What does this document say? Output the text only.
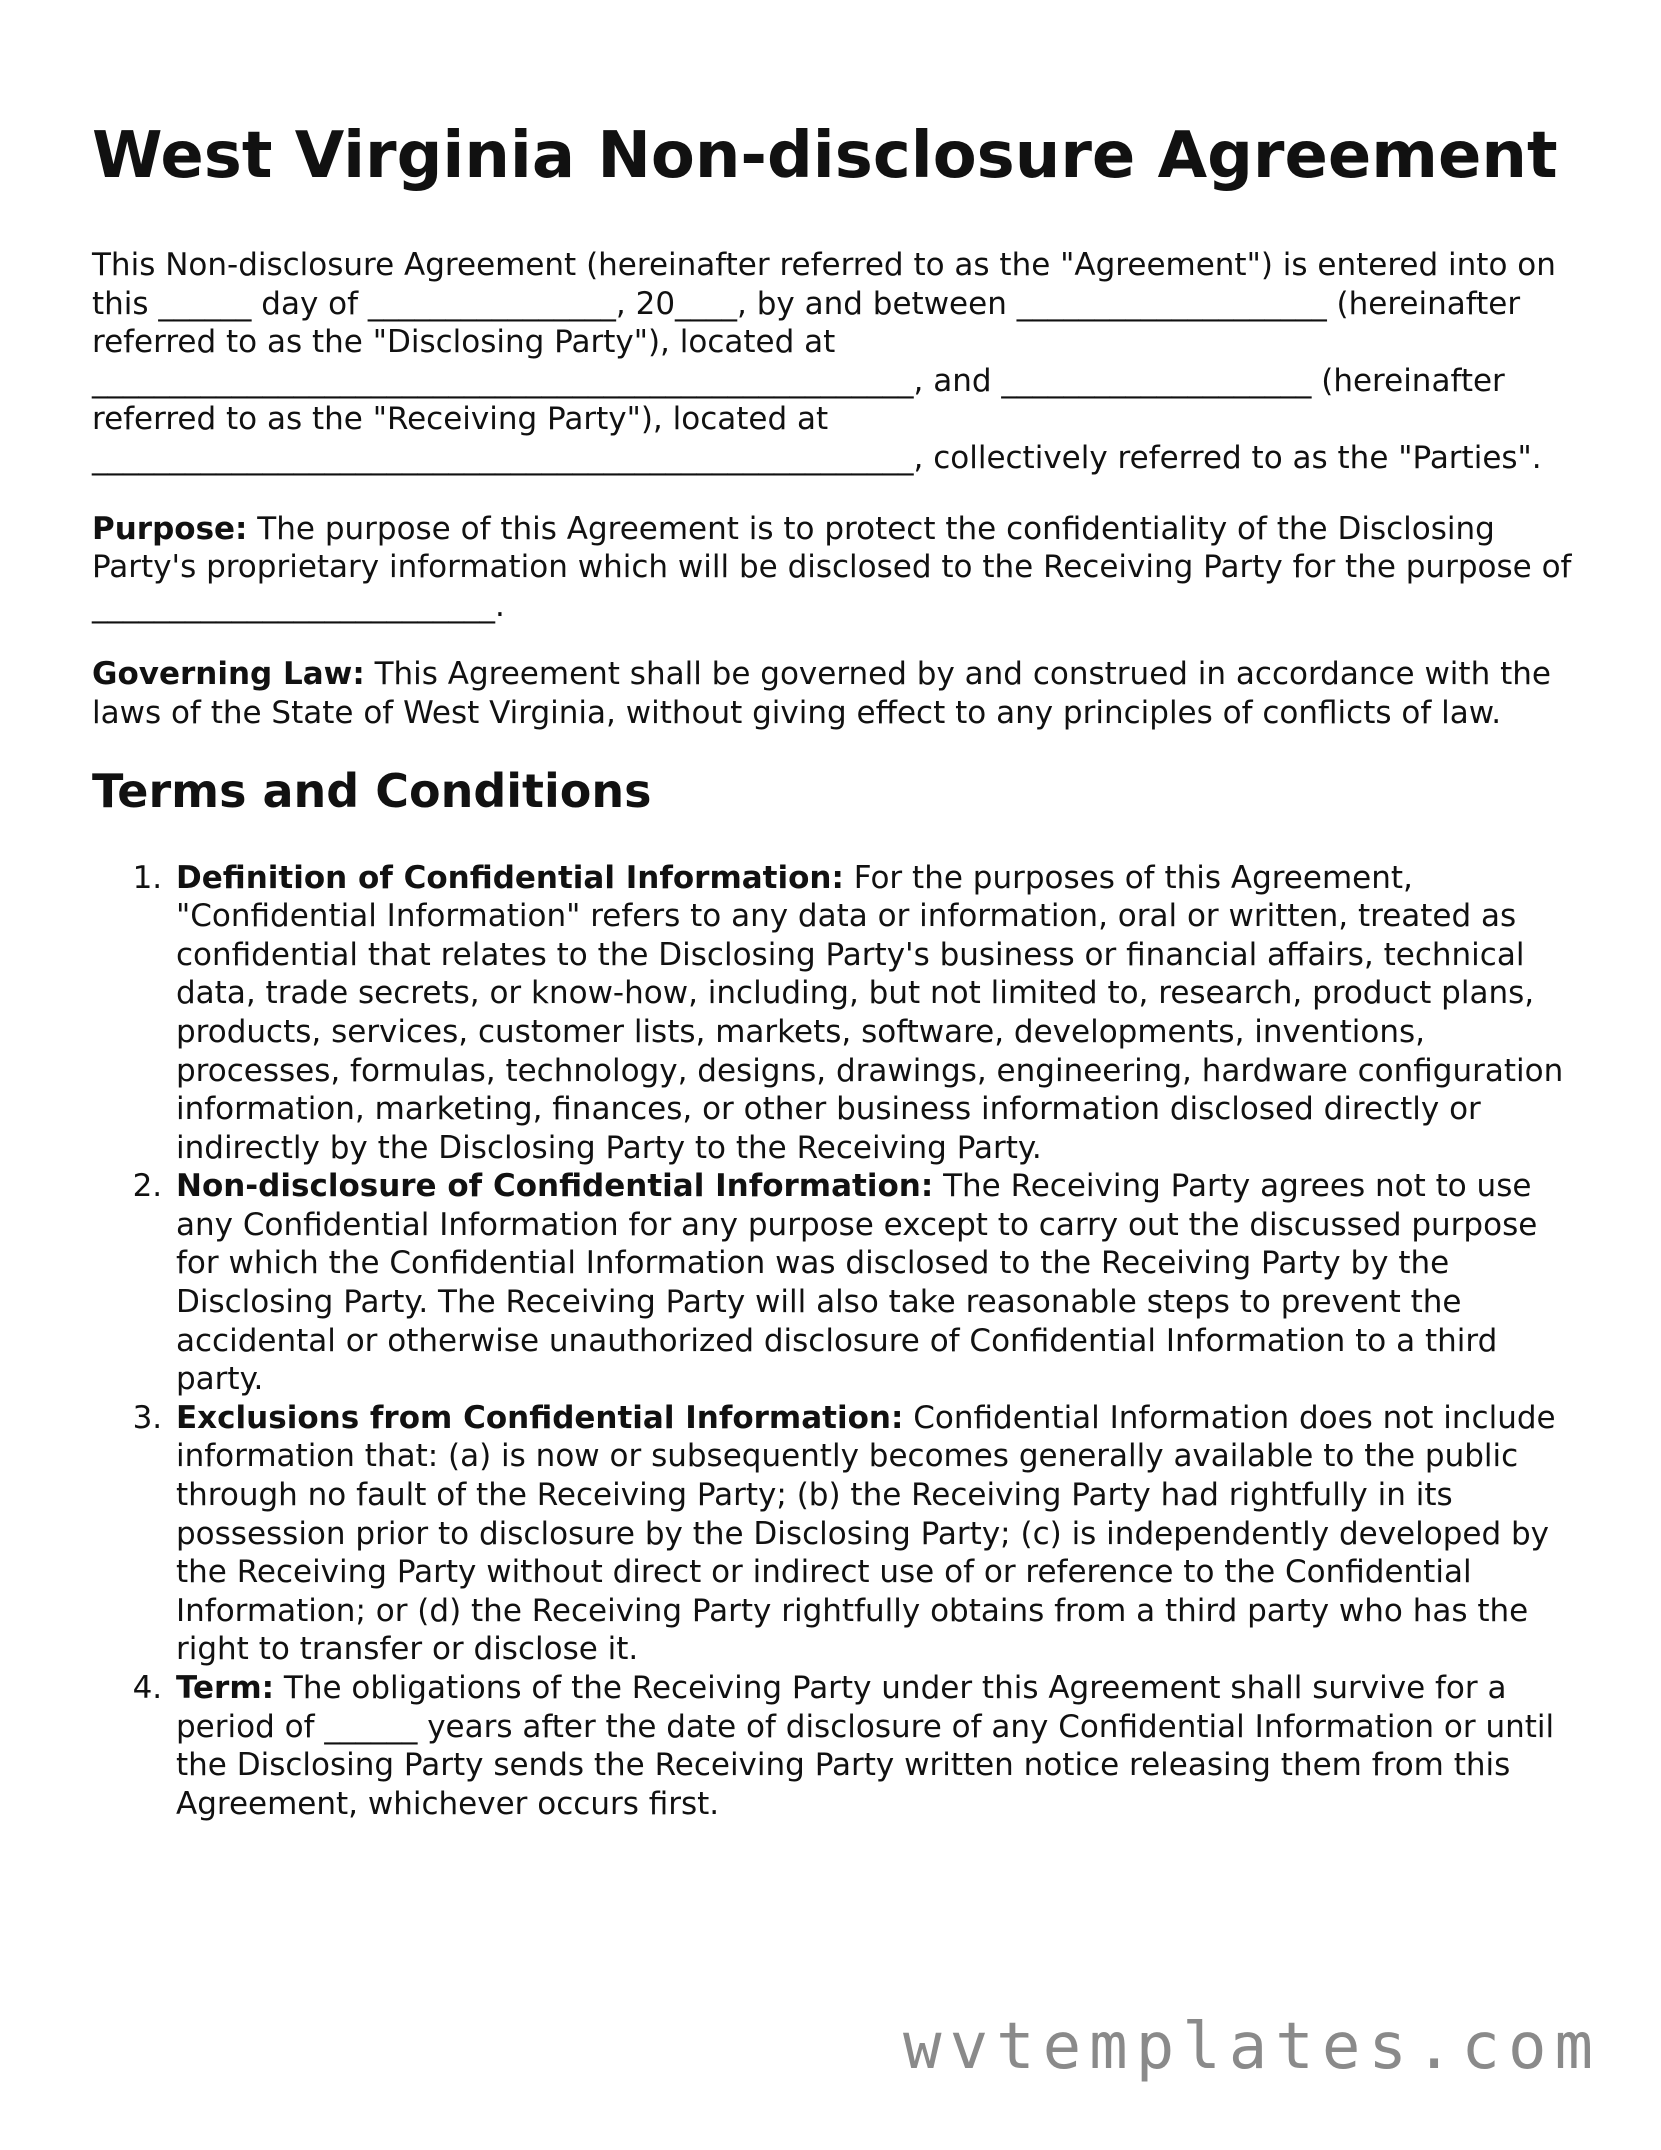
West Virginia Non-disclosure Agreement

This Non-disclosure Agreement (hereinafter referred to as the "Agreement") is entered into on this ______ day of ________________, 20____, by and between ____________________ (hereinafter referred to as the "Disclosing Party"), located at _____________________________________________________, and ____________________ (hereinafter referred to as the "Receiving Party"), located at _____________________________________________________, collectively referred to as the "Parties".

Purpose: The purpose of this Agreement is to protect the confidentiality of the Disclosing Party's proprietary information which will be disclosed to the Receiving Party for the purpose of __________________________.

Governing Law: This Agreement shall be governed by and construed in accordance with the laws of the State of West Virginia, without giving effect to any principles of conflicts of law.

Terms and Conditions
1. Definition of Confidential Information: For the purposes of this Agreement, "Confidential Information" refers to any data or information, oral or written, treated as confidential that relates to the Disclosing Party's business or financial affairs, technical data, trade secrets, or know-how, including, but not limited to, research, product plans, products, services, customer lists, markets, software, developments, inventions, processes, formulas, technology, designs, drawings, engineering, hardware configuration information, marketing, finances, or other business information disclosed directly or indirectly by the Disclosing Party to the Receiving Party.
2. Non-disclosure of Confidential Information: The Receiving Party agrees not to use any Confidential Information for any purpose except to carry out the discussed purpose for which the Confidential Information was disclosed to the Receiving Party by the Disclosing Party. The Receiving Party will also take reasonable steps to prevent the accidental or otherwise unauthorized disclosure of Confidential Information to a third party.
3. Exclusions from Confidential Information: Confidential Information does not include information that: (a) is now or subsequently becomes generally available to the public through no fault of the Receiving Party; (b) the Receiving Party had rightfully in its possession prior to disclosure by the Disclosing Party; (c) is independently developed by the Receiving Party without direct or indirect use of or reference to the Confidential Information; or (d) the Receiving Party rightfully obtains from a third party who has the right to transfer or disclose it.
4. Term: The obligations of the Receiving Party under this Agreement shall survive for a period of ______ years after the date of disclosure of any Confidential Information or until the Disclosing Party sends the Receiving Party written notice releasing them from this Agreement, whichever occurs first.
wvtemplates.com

◇ ◇ ◇ ◇ ◇ ◇ ◇

EXERCISE ▸ Without including any picture, retype the entries exactly.

EXERCISE RESULT ▸
What does this document say? Output the text only.
West Virginia Non-disclosure Agreement

This Non-disclosure Agreement (hereinafter referred to as the "Agreement") is entered into on this ______ day of ________________, 20____, by and between ____________________ (hereinafter referred to as the "Disclosing Party"), located at _____________________________________________________, and ____________________ (hereinafter referred to as the "Receiving Party"), located at _____________________________________________________, collectively referred to as the "Parties".

Purpose: The purpose of this Agreement is to protect the confidentiality of the Disclosing Party's proprietary information which will be disclosed to the Receiving Party for the purpose of __________________________.

Governing Law: This Agreement shall be governed by and construed in accordance with the laws of the State of West Virginia, without giving effect to any principles of conflicts of law.

Terms and Conditions
1. Definition of Confidential Information: For the purposes of this Agreement, "Confidential Information" refers to any data or information, oral or written, treated as confidential that relates to the Disclosing Party's business or financial affairs, technical data, trade secrets, or know-how, including, but not limited to, research, product plans, products, services, customer lists, markets, software, developments, inventions, processes, formulas, technology, designs, drawings, engineering, hardware configuration information, marketing, finances, or other business information disclosed directly or indirectly by the Disclosing Party to the Receiving Party.
2. Non-disclosure of Confidential Information: The Receiving Party agrees not to use any Confidential Information for any purpose except to carry out the discussed purpose for which the Confidential Information was disclosed to the Receiving Party by the Disclosing Party. The Receiving Party will also take reasonable steps to prevent the accidental or otherwise unauthorized disclosure of Confidential Information to a third party.
3. Exclusions from Confidential Information: Confidential Information does not include information that: (a) is now or subsequently becomes generally available to the public through no fault of the Receiving Party; (b) the Receiving Party had rightfully in its possession prior to disclosure by the Disclosing Party; (c) is independently developed by the Receiving Party without direct or indirect use of or reference to the Confidential Information; or (d) the Receiving Party rightfully obtains from a third party who has the right to transfer or disclose it.
4. Term: The obligations of the Receiving Party under this Agreement shall survive for a period of ______ years after the date of disclosure of any Confidential Information or until the Disclosing Party sends the Receiving Party written notice releasing them from this Agreement, whichever occurs first.
wvtemplates.com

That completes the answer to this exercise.